# Request:
Copy out each line below that has the word "Сочи" in it.

═════ Provided information

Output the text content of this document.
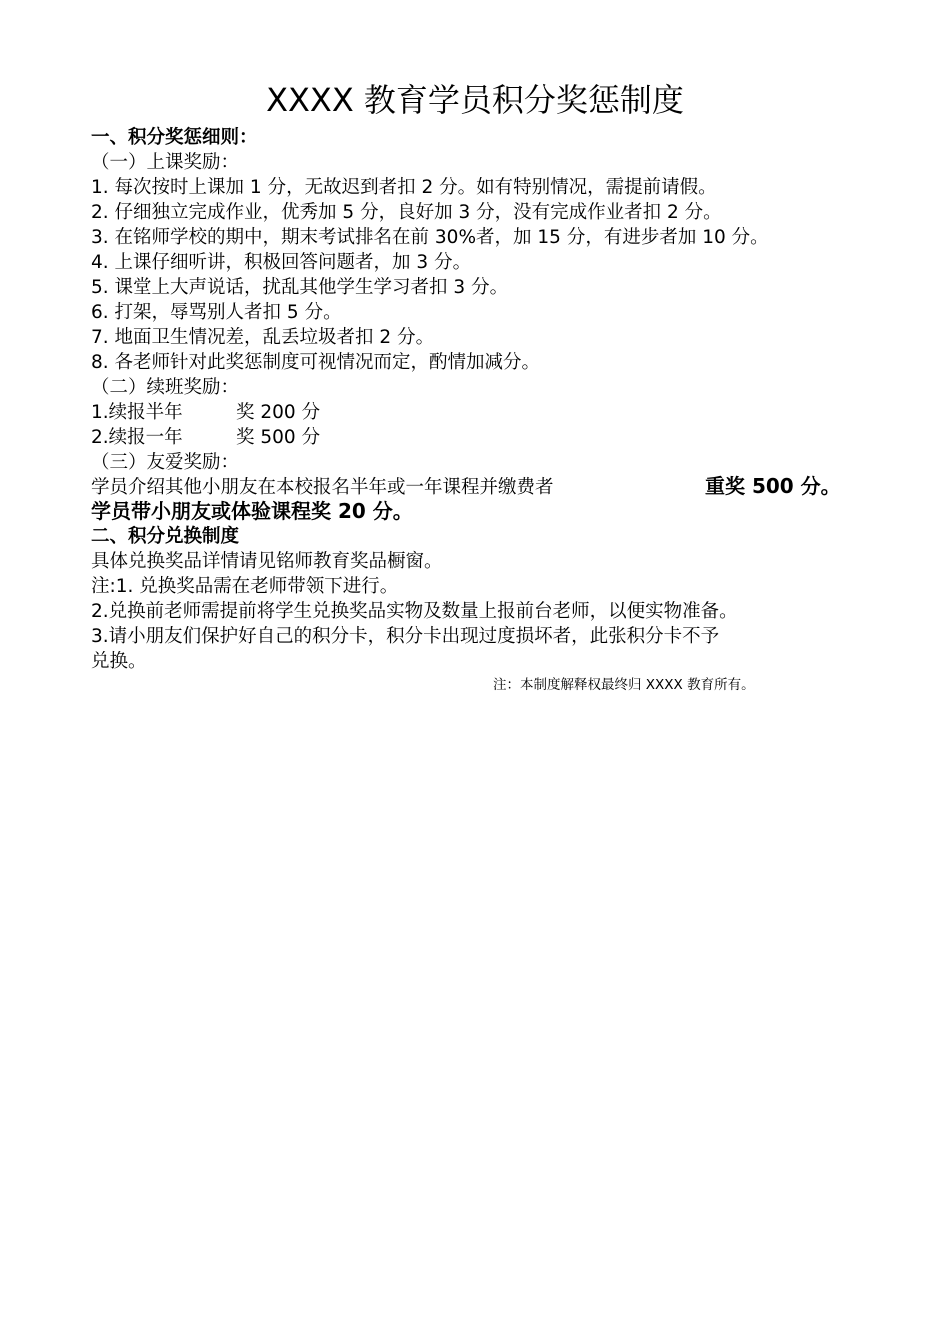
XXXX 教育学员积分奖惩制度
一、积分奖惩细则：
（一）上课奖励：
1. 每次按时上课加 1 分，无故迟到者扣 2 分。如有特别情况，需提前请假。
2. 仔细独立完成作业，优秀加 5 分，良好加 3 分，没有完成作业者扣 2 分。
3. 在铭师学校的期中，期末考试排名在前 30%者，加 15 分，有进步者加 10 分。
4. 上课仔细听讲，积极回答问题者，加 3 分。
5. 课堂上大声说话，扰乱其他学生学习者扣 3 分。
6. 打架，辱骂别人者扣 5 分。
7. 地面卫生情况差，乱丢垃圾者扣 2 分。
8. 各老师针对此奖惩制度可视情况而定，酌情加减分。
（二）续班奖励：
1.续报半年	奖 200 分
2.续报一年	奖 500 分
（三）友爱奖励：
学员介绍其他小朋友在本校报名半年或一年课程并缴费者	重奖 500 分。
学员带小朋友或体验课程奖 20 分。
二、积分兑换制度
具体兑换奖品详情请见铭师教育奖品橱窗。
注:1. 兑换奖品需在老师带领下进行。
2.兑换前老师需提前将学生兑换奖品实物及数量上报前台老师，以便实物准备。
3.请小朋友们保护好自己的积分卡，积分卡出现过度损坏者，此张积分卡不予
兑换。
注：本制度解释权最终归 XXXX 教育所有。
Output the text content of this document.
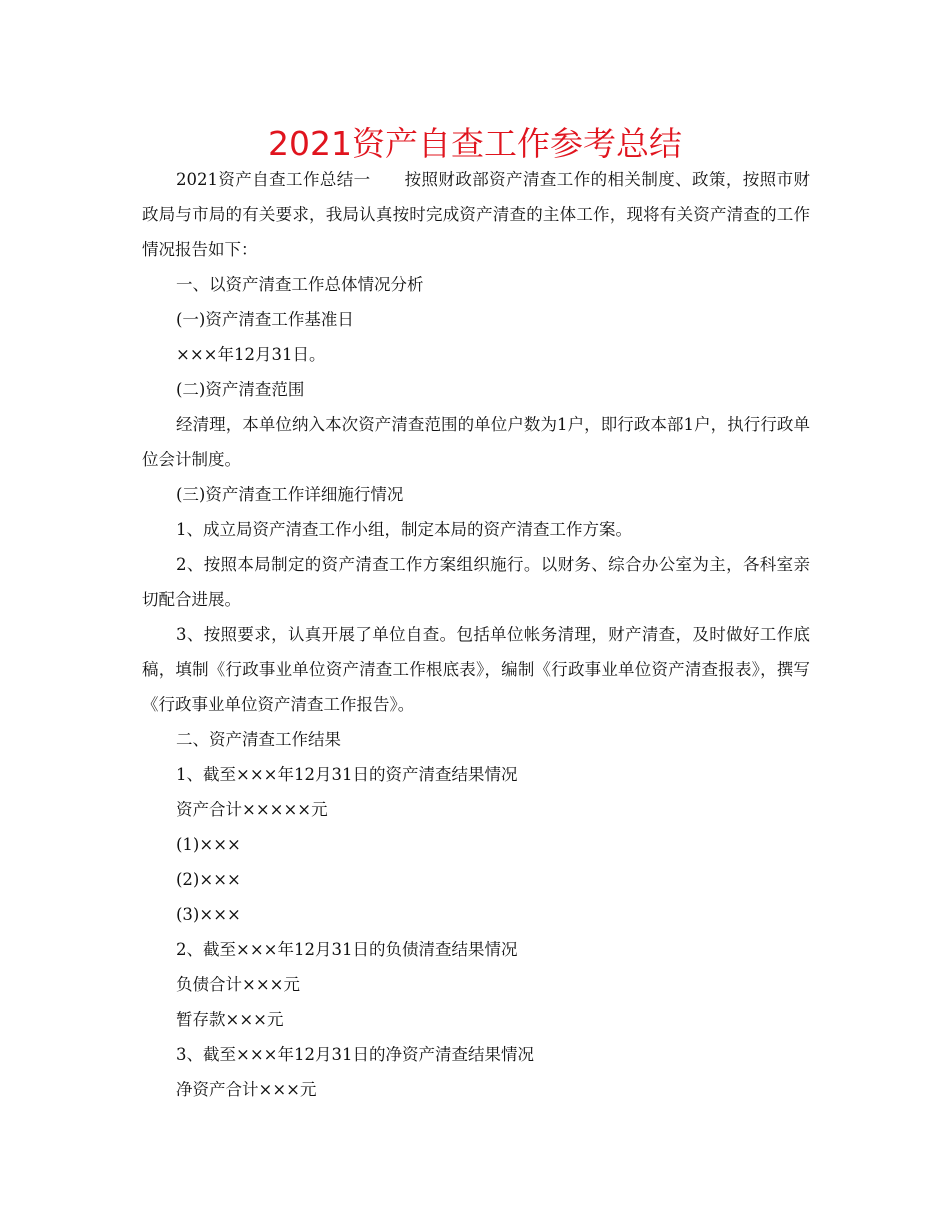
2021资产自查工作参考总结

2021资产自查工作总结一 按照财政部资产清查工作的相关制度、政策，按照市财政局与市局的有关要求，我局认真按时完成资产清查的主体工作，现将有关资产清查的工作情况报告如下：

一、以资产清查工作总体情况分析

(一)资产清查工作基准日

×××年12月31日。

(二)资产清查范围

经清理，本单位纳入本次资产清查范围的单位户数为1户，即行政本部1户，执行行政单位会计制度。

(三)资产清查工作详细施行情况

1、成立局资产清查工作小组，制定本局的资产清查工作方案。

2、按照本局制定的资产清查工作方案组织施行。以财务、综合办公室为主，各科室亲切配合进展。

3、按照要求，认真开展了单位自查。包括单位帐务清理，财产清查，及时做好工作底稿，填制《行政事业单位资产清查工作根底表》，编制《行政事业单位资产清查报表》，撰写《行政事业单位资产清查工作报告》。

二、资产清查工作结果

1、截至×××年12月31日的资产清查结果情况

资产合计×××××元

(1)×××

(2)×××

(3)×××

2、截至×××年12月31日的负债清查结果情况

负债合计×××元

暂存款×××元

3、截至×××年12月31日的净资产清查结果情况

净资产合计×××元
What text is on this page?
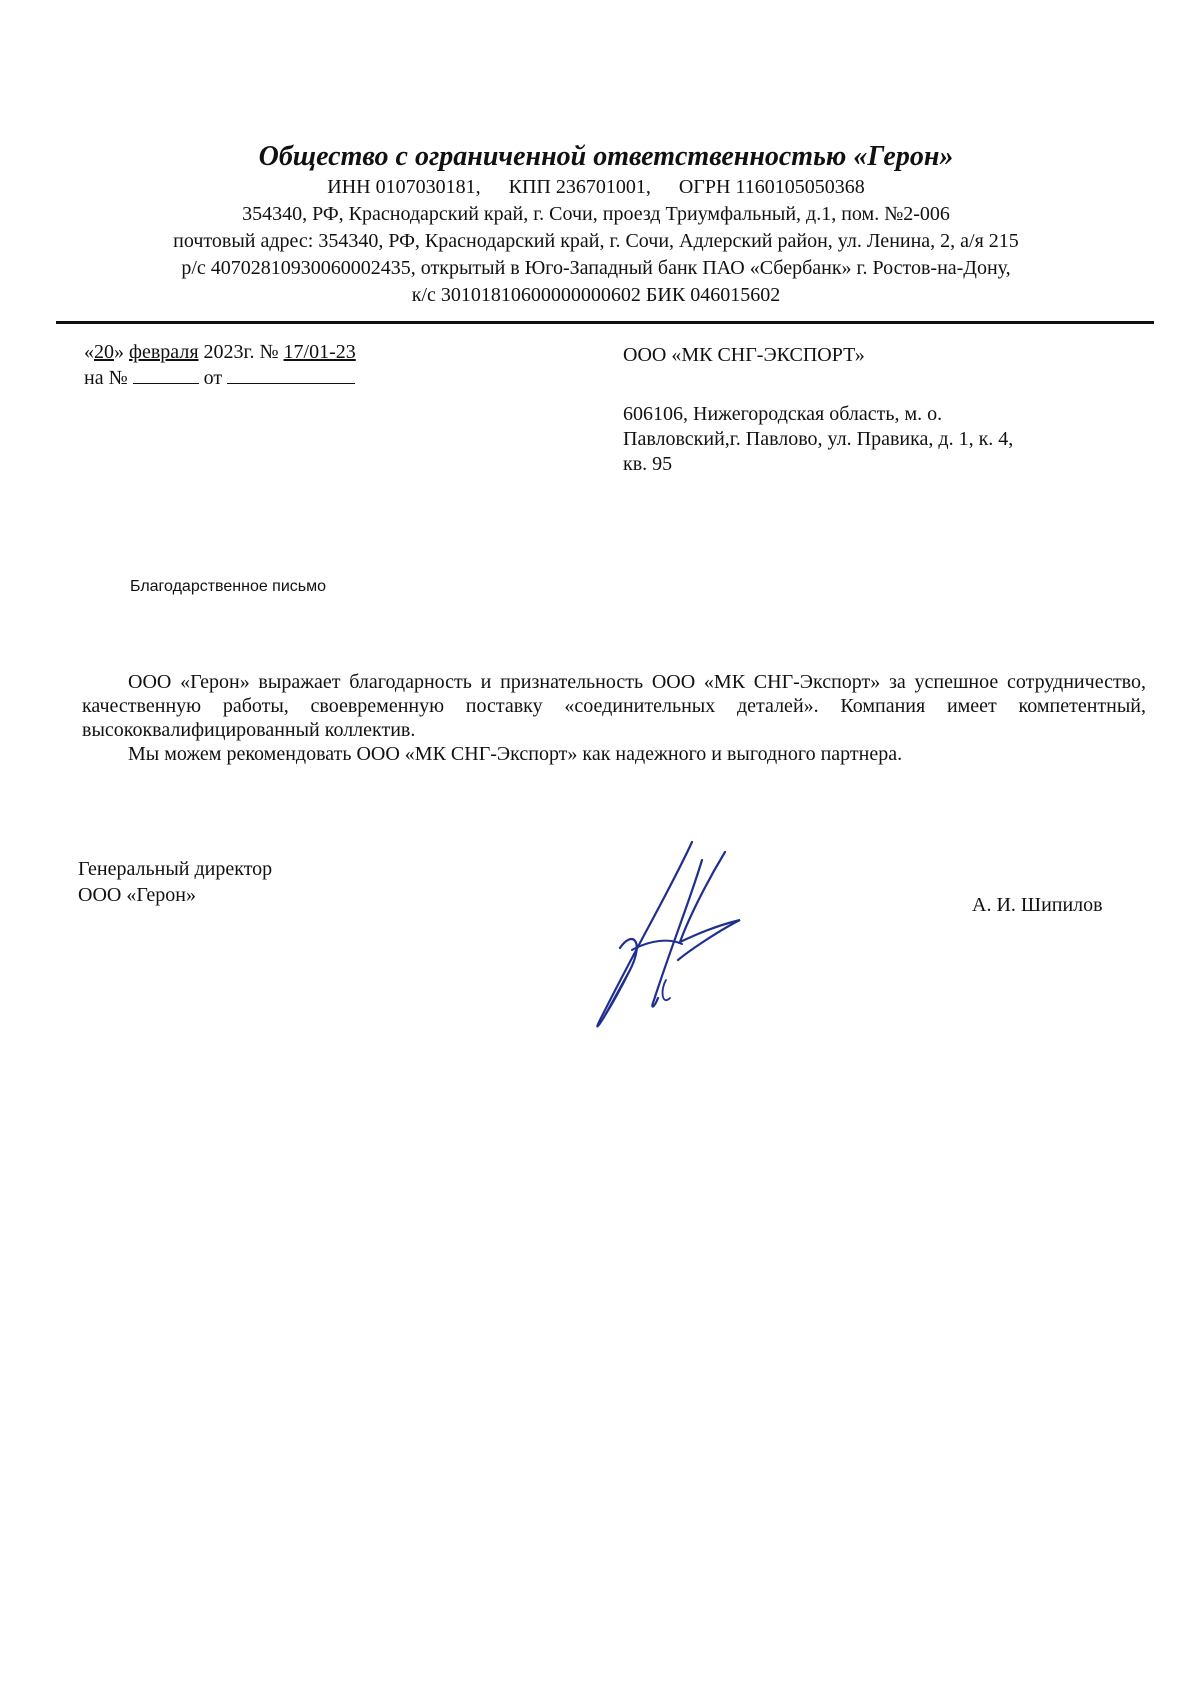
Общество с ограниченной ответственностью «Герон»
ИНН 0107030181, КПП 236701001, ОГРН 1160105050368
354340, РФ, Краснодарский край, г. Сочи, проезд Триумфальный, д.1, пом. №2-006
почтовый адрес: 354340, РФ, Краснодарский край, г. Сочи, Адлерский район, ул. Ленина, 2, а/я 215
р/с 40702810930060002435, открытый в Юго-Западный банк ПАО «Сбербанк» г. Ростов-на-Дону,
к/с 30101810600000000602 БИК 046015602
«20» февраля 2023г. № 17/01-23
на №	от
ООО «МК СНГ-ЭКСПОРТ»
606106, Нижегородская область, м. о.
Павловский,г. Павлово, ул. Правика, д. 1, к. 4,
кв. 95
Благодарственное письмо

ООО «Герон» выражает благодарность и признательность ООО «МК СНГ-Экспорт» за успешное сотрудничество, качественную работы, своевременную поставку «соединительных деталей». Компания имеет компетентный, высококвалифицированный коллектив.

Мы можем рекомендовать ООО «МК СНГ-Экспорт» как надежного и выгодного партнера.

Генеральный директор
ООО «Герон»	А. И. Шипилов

══════════

# Expected answer:
354340, РФ, Краснодарский край, г. Сочи, проезд Триумфальный, д.1, пом. №2-006
почтовый адрес: 354340, РФ, Краснодарский край, г. Сочи, Адлерский район, ул. Ленина, 2, а/я 215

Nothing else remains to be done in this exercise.